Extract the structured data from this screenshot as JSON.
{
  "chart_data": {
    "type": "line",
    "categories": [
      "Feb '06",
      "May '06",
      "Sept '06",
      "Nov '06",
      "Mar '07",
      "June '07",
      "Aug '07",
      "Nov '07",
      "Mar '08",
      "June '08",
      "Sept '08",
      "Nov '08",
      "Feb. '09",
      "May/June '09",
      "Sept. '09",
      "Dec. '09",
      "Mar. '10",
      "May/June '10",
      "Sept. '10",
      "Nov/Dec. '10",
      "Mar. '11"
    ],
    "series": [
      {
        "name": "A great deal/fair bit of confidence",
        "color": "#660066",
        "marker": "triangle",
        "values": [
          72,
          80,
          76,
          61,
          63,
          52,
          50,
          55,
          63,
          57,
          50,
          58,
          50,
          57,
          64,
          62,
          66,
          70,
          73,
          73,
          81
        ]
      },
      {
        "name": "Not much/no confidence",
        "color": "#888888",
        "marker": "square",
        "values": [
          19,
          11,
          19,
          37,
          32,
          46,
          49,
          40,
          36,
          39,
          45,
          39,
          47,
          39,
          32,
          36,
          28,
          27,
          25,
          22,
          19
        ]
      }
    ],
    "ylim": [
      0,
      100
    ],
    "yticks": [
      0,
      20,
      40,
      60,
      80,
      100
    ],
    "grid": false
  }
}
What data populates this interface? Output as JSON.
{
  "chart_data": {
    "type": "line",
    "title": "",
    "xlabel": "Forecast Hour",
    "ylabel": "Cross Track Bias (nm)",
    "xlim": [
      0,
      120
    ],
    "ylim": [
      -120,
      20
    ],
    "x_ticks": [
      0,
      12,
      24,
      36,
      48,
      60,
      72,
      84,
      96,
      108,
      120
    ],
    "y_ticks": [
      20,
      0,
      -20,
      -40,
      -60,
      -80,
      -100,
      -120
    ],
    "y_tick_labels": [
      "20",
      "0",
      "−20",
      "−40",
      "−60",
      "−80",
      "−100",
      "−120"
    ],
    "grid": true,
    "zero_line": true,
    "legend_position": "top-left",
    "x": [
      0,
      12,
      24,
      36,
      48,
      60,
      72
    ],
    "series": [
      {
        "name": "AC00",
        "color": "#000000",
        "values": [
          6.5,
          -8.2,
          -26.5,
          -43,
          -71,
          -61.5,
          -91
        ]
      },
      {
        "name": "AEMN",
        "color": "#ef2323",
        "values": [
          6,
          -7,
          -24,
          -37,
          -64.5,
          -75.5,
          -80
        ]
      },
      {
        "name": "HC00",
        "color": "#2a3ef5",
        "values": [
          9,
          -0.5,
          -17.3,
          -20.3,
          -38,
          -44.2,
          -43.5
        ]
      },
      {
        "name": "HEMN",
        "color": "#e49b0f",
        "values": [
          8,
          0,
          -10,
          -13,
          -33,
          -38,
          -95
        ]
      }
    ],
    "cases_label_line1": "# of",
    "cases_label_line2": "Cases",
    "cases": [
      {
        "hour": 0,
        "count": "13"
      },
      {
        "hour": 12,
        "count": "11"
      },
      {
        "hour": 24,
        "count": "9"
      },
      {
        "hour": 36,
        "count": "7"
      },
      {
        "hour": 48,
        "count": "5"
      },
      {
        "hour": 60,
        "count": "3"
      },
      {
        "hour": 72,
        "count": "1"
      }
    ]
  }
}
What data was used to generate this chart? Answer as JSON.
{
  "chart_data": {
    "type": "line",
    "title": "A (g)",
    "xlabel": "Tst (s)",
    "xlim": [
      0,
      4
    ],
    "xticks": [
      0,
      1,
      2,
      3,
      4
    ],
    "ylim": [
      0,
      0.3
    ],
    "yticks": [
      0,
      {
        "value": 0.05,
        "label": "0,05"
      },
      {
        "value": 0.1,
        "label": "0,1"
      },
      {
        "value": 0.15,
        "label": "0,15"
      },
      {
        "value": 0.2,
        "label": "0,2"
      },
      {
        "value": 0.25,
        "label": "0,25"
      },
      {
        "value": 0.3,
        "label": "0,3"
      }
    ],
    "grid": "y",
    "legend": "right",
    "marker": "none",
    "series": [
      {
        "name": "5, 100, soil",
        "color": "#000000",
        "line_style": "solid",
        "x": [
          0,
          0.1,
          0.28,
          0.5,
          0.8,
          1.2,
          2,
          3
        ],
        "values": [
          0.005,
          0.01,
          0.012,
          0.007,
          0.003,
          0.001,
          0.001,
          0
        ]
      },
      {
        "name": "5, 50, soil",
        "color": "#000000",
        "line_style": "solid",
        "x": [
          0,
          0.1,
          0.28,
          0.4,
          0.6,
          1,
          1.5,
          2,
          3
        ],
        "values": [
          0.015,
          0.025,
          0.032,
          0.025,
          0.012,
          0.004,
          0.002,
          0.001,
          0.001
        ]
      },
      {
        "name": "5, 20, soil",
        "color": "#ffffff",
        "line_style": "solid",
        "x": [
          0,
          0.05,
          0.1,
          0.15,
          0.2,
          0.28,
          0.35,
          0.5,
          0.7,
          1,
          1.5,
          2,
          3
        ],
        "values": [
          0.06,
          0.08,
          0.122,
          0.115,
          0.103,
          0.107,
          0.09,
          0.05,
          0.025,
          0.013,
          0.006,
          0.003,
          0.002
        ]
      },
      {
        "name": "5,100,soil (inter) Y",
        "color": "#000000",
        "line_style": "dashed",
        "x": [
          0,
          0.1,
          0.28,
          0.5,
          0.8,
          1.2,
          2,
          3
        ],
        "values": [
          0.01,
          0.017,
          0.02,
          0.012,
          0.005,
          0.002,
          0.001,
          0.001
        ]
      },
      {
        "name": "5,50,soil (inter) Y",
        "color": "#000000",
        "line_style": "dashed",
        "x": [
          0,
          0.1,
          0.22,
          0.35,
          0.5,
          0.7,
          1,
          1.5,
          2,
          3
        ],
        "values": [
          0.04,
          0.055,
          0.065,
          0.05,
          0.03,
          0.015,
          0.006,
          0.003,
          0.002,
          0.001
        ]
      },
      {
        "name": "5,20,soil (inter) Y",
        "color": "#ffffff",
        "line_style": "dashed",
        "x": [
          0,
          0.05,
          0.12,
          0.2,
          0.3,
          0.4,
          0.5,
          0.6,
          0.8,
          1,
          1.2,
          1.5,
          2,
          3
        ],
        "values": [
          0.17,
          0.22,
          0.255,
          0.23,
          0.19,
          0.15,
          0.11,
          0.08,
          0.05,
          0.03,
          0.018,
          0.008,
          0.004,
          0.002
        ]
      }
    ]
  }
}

** TO BE DONE **
Search the data for the word "marker" and copy each line where it appears.

** FINAL ANSWER **
        "marker": "triangle",
        "marker": "square",
    "marker": "none",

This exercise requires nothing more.